--- Start ---
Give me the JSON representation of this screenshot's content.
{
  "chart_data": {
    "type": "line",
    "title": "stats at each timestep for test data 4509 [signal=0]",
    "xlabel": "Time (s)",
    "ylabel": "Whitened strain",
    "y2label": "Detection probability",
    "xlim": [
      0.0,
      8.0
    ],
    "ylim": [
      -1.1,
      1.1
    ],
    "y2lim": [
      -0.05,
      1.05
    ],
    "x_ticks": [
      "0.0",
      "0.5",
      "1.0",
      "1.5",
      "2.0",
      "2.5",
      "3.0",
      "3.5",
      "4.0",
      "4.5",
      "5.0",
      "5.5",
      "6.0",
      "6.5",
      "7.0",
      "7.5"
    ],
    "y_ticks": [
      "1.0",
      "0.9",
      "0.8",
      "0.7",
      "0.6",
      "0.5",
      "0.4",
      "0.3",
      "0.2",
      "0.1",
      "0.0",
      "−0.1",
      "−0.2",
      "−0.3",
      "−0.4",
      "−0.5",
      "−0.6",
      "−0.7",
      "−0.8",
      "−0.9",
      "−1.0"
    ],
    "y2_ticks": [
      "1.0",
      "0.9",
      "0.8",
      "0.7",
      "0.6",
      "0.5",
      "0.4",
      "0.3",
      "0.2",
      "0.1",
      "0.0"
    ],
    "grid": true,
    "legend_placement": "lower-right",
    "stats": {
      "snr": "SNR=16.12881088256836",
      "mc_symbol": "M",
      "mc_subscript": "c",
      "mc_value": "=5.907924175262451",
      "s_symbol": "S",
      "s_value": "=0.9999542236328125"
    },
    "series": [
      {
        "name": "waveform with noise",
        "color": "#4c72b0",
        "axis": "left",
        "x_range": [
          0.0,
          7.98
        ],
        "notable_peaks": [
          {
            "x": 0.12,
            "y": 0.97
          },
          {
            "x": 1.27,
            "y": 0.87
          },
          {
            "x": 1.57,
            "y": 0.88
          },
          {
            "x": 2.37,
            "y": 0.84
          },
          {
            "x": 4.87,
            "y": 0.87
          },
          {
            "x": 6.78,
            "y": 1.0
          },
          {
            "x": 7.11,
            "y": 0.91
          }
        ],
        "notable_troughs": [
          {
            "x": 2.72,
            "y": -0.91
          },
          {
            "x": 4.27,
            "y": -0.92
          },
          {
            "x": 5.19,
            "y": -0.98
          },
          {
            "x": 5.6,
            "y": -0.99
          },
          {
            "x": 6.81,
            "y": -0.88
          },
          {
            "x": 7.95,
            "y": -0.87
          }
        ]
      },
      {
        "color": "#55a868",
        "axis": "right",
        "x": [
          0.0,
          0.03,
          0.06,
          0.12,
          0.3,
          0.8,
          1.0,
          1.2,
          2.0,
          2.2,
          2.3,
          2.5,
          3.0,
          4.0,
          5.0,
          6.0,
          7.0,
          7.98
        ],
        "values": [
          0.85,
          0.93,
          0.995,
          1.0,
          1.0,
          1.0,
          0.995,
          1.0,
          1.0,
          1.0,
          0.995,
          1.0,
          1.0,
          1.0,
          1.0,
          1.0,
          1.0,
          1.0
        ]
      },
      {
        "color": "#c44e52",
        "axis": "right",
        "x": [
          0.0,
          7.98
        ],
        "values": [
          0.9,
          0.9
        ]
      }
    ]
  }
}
--- End ---
WHAT TO PRODUCE: Pick out and copy the lines of the entries that hold the string "color".

FULL ANSWER:
        "color": "#4c72b0",
        "color": "#55a868",
        "color": "#c44e52",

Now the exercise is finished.